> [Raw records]
Begin
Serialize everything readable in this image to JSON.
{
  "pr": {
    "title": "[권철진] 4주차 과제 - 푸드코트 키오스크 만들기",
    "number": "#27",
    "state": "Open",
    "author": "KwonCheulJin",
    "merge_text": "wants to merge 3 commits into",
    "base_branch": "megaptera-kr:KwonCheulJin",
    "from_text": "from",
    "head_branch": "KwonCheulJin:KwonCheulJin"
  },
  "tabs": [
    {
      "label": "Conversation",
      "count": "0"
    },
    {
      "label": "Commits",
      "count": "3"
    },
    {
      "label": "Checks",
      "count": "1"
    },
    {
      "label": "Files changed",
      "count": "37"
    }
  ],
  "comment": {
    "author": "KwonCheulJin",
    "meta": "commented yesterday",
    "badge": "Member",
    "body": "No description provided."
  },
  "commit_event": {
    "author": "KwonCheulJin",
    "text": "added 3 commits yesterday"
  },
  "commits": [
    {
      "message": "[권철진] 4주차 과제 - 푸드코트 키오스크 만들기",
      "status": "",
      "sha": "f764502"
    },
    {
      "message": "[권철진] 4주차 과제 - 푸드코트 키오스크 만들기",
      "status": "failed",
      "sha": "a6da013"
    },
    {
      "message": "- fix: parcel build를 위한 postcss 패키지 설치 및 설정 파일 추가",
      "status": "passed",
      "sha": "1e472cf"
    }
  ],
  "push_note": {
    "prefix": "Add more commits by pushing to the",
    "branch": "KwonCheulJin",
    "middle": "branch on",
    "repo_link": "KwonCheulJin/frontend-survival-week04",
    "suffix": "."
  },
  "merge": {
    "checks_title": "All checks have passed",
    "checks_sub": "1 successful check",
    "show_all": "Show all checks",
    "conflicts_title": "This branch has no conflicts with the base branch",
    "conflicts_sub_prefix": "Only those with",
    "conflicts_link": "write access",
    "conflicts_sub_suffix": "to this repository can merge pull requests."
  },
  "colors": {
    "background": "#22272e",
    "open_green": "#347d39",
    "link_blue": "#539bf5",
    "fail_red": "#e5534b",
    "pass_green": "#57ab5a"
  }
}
End
> [PROBLEM STATEMENT]
Retype all the records, matching them exactly.

> [WRITTEN ANSWER]
Serialize everything readable in this image to JSON.
{
  "pr": {
    "title": "[권철진] 4주차 과제 - 푸드코트 키오스크 만들기",
    "number": "#27",
    "state": "Open",
    "author": "KwonCheulJin",
    "merge_text": "wants to merge 3 commits into",
    "base_branch": "megaptera-kr:KwonCheulJin",
    "from_text": "from",
    "head_branch": "KwonCheulJin:KwonCheulJin"
  },
  "tabs": [
    {
      "label": "Conversation",
      "count": "0"
    },
    {
      "label": "Commits",
      "count": "3"
    },
    {
      "label": "Checks",
      "count": "1"
    },
    {
      "label": "Files changed",
      "count": "37"
    }
  ],
  "comment": {
    "author": "KwonCheulJin",
    "meta": "commented yesterday",
    "badge": "Member",
    "body": "No description provided."
  },
  "commit_event": {
    "author": "KwonCheulJin",
    "text": "added 3 commits yesterday"
  },
  "commits": [
    {
      "message": "[권철진] 4주차 과제 - 푸드코트 키오스크 만들기",
      "status": "",
      "sha": "f764502"
    },
    {
      "message": "[권철진] 4주차 과제 - 푸드코트 키오스크 만들기",
      "status": "failed",
      "sha": "a6da013"
    },
    {
      "message": "- fix: parcel build를 위한 postcss 패키지 설치 및 설정 파일 추가",
      "status": "passed",
      "sha": "1e472cf"
    }
  ],
  "push_note": {
    "prefix": "Add more commits by pushing to the",
    "branch": "KwonCheulJin",
    "middle": "branch on",
    "repo_link": "KwonCheulJin/frontend-survival-week04",
    "suffix": "."
  },
  "merge": {
    "checks_title": "All checks have passed",
    "checks_sub": "1 successful check",
    "show_all": "Show all checks",
    "conflicts_title": "This branch has no conflicts with the base branch",
    "conflicts_sub_prefix": "Only those with",
    "conflicts_link": "write access",
    "conflicts_sub_suffix": "to this repository can merge pull requests."
  },
  "colors": {
    "background": "#22272e",
    "open_green": "#347d39",
    "link_blue": "#539bf5",
    "fail_red": "#e5534b",
    "pass_green": "#57ab5a"
  }
}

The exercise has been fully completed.